▼

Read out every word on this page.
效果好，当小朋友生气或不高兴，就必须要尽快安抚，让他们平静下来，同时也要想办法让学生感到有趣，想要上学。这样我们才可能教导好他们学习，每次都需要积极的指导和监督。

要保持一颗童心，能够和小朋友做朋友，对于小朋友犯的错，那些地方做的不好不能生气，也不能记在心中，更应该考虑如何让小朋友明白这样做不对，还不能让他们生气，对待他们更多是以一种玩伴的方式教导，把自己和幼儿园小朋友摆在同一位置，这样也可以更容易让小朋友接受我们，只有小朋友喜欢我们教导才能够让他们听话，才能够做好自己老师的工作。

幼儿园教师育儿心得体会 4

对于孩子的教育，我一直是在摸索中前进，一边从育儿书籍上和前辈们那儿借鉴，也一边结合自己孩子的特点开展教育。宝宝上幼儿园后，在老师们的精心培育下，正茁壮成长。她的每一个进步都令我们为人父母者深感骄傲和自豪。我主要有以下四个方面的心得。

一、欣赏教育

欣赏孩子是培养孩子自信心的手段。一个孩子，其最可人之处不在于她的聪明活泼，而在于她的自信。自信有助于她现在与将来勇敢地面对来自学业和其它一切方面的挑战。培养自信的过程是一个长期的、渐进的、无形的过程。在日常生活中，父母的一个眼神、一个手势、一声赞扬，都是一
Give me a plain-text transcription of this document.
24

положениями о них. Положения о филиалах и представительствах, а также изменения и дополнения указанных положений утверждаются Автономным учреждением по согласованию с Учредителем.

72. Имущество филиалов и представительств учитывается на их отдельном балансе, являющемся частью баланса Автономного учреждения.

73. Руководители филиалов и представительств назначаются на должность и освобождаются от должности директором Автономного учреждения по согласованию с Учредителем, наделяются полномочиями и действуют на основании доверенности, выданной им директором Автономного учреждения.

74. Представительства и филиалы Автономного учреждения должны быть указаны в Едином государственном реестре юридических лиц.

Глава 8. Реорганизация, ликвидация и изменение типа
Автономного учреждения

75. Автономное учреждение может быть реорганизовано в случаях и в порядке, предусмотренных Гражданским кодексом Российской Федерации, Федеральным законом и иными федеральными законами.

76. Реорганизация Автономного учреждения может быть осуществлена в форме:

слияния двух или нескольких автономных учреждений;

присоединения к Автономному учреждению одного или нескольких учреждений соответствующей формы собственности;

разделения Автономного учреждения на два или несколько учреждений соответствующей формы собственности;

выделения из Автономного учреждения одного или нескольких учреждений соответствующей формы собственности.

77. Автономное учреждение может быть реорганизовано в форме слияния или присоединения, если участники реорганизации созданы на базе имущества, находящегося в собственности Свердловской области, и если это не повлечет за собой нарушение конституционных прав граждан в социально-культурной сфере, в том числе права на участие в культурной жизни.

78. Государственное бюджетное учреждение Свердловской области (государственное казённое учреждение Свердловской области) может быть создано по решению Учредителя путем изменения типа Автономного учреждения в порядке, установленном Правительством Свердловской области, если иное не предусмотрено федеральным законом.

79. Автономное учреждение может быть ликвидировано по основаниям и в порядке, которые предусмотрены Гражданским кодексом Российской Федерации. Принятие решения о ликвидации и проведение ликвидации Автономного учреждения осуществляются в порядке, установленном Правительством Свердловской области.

▲

# [DIRECTION]
Output every record above exactly as it appears.

# [FINISHED TASK]
Read out every word on this page.
效果好，当小朋友生气或不高兴，就必须要尽快安抚，让他们平静下来，同时也要想办法让学生感到有趣，想要上学。这样我们才可能教导好他们学习，每次都需要积极的指导和监督。

要保持一颗童心，能够和小朋友做朋友，对于小朋友犯的错，那些地方做的不好不能生气，也不能记在心中，更应该考虑如何让小朋友明白这样做不对，还不能让他们生气，对待他们更多是以一种玩伴的方式教导，把自己和幼儿园小朋友摆在同一位置，这样也可以更容易让小朋友接受我们，只有小朋友喜欢我们教导才能够让他们听话，才能够做好自己老师的工作。

幼儿园教师育儿心得体会 4

对于孩子的教育，我一直是在摸索中前进，一边从育儿书籍上和前辈们那儿借鉴，也一边结合自己孩子的特点开展教育。宝宝上幼儿园后，在老师们的精心培育下，正茁壮成长。她的每一个进步都令我们为人父母者深感骄傲和自豪。我主要有以下四个方面的心得。

一、欣赏教育

欣赏孩子是培养孩子自信心的手段。一个孩子，其最可人之处不在于她的聪明活泼，而在于她的自信。自信有助于她现在与将来勇敢地面对来自学业和其它一切方面的挑战。培养自信的过程是一个长期的、渐进的、无形的过程。在日常生活中，父母的一个眼神、一个手势、一声赞扬，都是一
Give me a plain-text transcription of this document.
24

положениями о них. Положения о филиалах и представительствах, а также изменения и дополнения указанных положений утверждаются Автономным учреждением по согласованию с Учредителем.

72. Имущество филиалов и представительств учитывается на их отдельном балансе, являющемся частью баланса Автономного учреждения.

73. Руководители филиалов и представительств назначаются на должность и освобождаются от должности директором Автономного учреждения по согласованию с Учредителем, наделяются полномочиями и действуют на основании доверенности, выданной им директором Автономного учреждения.

74. Представительства и филиалы Автономного учреждения должны быть указаны в Едином государственном реестре юридических лиц.

Глава 8. Реорганизация, ликвидация и изменение типа
Автономного учреждения

75. Автономное учреждение может быть реорганизовано в случаях и в порядке, предусмотренных Гражданским кодексом Российской Федерации, Федеральным законом и иными федеральными законами.

76. Реорганизация Автономного учреждения может быть осуществлена в форме:

слияния двух или нескольких автономных учреждений;

присоединения к Автономному учреждению одного или нескольких учреждений соответствующей формы собственности;

разделения Автономного учреждения на два или несколько учреждений соответствующей формы собственности;

выделения из Автономного учреждения одного или нескольких учреждений соответствующей формы собственности.

77. Автономное учреждение может быть реорганизовано в форме слияния или присоединения, если участники реорганизации созданы на базе имущества, находящегося в собственности Свердловской области, и если это не повлечет за собой нарушение конституционных прав граждан в социально-культурной сфере, в том числе права на участие в культурной жизни.

78. Государственное бюджетное учреждение Свердловской области (государственное казённое учреждение Свердловской области) может быть создано по решению Учредителя путем изменения типа Автономного учреждения в порядке, установленном Правительством Свердловской области, если иное не предусмотрено федеральным законом.

79. Автономное учреждение может быть ликвидировано по основаниям и в порядке, которые предусмотрены Гражданским кодексом Российской Федерации. Принятие решения о ликвидации и проведение ликвидации Автономного учреждения осуществляются в порядке, установленном Правительством Свердловской области.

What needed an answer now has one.